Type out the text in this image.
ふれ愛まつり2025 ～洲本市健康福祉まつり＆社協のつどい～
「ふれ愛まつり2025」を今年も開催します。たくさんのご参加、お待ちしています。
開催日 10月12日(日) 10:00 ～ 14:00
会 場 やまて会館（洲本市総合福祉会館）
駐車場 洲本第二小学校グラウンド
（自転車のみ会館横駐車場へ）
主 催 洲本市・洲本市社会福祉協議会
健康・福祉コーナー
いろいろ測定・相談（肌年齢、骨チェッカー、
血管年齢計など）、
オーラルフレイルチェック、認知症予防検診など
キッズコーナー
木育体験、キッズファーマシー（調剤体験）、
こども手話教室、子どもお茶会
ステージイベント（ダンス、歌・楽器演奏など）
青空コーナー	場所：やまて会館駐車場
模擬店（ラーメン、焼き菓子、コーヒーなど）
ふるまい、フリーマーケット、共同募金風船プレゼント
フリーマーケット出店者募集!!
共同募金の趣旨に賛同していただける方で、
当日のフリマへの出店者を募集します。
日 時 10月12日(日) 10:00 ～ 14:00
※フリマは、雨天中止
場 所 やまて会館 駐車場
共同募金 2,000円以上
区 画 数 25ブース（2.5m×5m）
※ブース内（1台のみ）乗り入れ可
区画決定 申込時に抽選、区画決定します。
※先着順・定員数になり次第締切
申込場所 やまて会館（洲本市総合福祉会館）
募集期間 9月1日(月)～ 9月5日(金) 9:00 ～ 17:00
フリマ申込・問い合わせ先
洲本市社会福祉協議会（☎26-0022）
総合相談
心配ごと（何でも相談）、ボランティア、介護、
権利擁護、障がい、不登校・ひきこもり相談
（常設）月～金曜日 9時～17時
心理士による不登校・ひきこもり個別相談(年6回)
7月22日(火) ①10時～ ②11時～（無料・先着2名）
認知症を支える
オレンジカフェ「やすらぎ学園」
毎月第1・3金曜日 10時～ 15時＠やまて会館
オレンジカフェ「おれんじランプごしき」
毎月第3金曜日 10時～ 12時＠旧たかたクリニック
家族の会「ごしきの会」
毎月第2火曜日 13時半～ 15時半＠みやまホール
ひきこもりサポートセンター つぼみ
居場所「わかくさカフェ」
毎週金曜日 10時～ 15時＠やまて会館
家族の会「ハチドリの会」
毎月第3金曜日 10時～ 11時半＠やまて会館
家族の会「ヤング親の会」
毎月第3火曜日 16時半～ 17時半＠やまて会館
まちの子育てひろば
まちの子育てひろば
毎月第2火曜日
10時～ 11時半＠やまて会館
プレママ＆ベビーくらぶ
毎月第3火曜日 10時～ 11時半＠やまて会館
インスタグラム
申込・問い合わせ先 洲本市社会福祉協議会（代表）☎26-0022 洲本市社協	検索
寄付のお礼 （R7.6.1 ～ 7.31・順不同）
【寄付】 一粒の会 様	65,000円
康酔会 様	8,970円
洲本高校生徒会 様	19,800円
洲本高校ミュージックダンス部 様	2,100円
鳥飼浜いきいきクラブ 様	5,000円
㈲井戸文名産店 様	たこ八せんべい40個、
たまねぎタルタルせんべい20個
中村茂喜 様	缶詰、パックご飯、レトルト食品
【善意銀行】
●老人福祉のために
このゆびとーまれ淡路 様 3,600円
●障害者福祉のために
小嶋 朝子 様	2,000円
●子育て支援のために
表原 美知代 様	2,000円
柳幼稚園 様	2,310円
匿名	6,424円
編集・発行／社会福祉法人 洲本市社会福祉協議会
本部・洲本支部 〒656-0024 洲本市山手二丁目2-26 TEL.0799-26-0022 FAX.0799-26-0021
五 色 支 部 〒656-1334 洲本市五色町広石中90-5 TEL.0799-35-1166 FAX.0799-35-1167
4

────

GOAL:
Using the material above, gather every line that includes "洲本市総合福祉会館".

FULL OUTPUT:
会 場 やまて会館（洲本市総合福祉会館）
申込場所 やまて会館（洲本市総合福祉会館）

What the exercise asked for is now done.